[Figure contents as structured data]
§
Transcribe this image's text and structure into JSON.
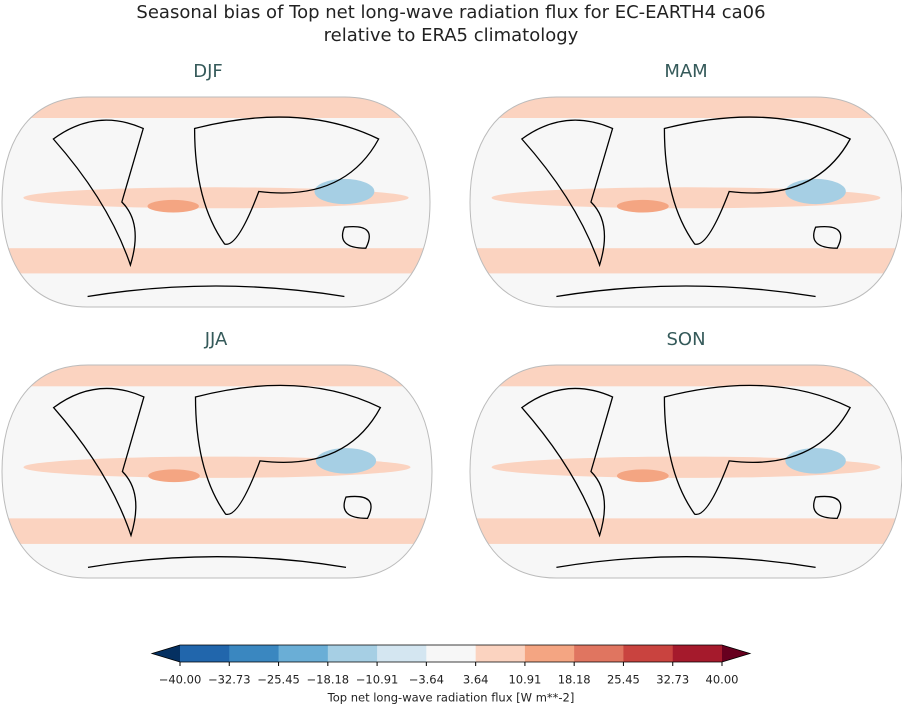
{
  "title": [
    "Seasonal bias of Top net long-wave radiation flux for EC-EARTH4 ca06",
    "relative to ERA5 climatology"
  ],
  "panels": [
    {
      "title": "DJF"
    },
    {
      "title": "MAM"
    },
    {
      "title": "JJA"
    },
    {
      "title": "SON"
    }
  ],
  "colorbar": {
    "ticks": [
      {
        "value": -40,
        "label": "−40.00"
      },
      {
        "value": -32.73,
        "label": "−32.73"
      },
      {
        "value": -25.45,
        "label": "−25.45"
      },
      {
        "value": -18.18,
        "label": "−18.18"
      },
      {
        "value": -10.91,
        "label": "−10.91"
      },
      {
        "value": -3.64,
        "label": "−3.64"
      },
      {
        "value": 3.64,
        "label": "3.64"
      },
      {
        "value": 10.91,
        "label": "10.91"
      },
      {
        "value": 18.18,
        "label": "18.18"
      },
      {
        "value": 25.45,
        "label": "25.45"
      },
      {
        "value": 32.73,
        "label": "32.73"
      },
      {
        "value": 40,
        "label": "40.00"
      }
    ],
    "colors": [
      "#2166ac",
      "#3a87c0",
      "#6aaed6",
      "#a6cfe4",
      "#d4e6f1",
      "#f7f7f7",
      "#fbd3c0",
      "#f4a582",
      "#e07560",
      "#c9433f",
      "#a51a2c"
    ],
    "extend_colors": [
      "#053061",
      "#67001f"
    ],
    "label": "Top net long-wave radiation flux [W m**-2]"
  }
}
§
Reproduce the material word for word, minus the images.

Transcribe this image's text and structure into JSON.
{
  "title": [
    "Seasonal bias of Top net long-wave radiation flux for EC-EARTH4 ca06",
    "relative to ERA5 climatology"
  ],
  "panels": [
    {
      "title": "DJF"
    },
    {
      "title": "MAM"
    },
    {
      "title": "JJA"
    },
    {
      "title": "SON"
    }
  ],
  "colorbar": {
    "ticks": [
      {
        "value": -40,
        "label": "−40.00"
      },
      {
        "value": -32.73,
        "label": "−32.73"
      },
      {
        "value": -25.45,
        "label": "−25.45"
      },
      {
        "value": -18.18,
        "label": "−18.18"
      },
      {
        "value": -10.91,
        "label": "−10.91"
      },
      {
        "value": -3.64,
        "label": "−3.64"
      },
      {
        "value": 3.64,
        "label": "3.64"
      },
      {
        "value": 10.91,
        "label": "10.91"
      },
      {
        "value": 18.18,
        "label": "18.18"
      },
      {
        "value": 25.45,
        "label": "25.45"
      },
      {
        "value": 32.73,
        "label": "32.73"
      },
      {
        "value": 40,
        "label": "40.00"
      }
    ],
    "colors": [
      "#2166ac",
      "#3a87c0",
      "#6aaed6",
      "#a6cfe4",
      "#d4e6f1",
      "#f7f7f7",
      "#fbd3c0",
      "#f4a582",
      "#e07560",
      "#c9433f",
      "#a51a2c"
    ],
    "extend_colors": [
      "#053061",
      "#67001f"
    ],
    "label": "Top net long-wave radiation flux [W m**-2]"
  }
}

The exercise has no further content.